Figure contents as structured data
-- START --

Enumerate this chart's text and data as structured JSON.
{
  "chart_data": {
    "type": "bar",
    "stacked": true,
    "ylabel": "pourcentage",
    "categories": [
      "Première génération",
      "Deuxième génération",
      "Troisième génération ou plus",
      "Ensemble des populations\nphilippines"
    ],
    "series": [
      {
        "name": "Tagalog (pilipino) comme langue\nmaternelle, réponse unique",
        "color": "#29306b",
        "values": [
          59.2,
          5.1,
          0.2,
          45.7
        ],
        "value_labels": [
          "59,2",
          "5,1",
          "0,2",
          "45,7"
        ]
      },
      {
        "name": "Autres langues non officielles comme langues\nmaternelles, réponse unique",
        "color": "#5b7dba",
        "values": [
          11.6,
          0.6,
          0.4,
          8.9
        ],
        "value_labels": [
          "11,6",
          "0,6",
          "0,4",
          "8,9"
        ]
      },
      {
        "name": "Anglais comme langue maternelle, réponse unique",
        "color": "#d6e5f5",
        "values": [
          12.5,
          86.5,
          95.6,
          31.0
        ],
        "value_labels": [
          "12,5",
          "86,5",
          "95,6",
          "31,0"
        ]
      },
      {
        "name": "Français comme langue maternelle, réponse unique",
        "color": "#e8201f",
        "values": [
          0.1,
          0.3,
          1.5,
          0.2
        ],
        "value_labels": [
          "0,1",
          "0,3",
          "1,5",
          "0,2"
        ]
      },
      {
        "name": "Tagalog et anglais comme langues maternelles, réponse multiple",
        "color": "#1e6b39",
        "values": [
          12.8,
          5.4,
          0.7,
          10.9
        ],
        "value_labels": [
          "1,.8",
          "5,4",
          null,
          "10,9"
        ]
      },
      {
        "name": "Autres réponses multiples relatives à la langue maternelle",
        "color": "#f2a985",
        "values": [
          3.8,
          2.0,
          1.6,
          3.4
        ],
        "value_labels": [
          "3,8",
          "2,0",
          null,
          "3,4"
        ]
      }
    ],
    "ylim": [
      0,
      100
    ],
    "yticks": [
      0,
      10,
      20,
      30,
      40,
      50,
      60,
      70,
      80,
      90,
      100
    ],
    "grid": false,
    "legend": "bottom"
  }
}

-- END --

* [DIRECTIONS FOR THIS TASK]: Gather each line in the data that holds the string "name".

* [FINISHED ANSWER]:
        "name": "Tagalog (pilipino) comme langue\nmaternelle, réponse unique",
        "name": "Autres langues non officielles comme langues\nmaternelles, réponse unique",
        "name": "Anglais comme langue maternelle, réponse unique",
        "name": "Français comme langue maternelle, réponse unique",
        "name": "Tagalog et anglais comme langues maternelles, réponse multiple",
        "name": "Autres réponses multiples relatives à la langue maternelle",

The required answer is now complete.